Scan the entries below and report only how many lines contain "figure".

» **MATERIAL**:
......

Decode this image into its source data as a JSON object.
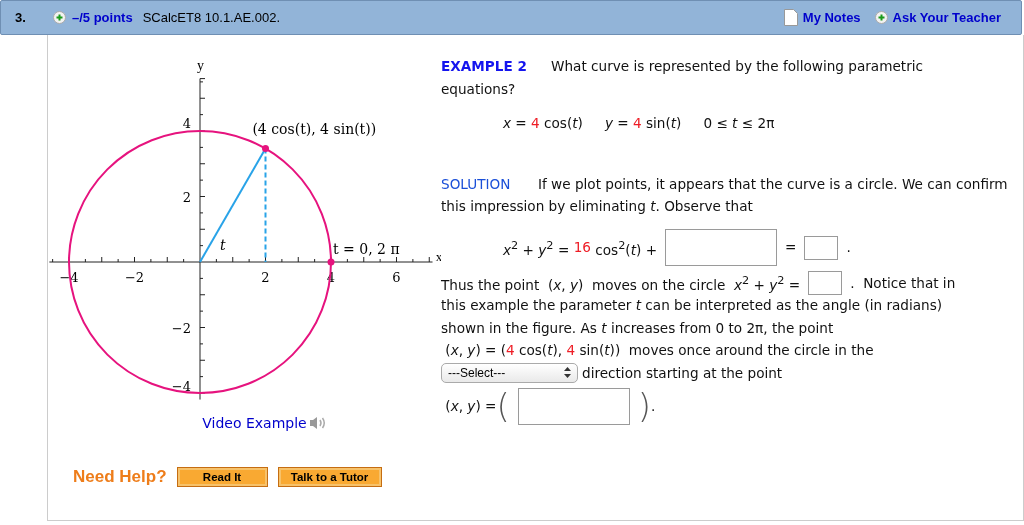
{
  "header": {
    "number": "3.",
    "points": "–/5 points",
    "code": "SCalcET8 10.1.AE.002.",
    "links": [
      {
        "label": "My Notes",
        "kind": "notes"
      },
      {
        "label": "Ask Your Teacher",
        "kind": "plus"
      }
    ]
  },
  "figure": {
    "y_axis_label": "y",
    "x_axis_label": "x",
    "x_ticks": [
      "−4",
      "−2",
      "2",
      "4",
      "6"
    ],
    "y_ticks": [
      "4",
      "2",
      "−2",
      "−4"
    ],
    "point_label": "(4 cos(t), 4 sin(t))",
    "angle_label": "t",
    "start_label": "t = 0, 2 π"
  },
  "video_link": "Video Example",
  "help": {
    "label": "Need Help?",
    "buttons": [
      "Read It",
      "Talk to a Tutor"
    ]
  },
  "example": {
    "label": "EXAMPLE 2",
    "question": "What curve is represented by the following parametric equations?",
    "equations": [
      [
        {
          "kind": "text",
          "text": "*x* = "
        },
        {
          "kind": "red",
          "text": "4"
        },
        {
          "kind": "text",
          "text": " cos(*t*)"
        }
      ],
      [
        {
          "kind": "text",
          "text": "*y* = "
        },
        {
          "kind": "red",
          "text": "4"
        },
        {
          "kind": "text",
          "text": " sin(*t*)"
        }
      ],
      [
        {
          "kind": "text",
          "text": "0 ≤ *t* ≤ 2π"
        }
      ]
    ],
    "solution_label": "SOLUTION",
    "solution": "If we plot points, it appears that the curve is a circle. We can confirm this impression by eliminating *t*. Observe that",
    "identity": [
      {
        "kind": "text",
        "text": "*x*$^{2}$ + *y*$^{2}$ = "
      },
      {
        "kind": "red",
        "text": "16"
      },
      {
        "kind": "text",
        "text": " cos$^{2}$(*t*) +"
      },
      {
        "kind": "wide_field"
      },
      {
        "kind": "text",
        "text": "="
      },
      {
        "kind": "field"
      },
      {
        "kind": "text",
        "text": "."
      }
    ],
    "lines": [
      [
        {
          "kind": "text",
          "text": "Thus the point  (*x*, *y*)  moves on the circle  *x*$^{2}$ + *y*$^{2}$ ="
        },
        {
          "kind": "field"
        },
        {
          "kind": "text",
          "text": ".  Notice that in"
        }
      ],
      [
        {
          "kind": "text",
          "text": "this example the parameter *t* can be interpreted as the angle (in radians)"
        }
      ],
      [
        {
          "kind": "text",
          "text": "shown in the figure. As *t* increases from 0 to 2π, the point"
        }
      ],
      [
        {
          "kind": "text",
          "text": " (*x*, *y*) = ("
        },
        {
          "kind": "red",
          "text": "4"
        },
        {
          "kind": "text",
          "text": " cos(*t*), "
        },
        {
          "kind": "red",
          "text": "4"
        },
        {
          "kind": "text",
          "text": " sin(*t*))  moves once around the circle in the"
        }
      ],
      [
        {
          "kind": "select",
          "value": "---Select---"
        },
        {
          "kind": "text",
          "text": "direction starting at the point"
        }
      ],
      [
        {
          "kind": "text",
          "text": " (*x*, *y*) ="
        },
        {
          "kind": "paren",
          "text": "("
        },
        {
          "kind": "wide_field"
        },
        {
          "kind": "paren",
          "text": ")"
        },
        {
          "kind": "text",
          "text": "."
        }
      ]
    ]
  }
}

......

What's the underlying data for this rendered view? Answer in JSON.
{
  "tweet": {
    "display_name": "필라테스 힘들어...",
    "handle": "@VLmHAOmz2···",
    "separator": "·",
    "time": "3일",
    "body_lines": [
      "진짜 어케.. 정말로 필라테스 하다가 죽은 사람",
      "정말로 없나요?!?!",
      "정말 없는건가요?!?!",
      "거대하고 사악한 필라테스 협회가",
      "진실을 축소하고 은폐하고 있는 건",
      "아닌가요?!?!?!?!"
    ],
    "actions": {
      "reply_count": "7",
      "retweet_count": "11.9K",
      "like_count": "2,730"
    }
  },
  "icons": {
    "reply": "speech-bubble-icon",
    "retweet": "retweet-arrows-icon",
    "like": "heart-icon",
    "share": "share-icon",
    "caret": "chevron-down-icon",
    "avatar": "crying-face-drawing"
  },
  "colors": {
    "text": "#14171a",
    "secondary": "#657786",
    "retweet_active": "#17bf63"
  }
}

......

» **THE ANSWER**: 2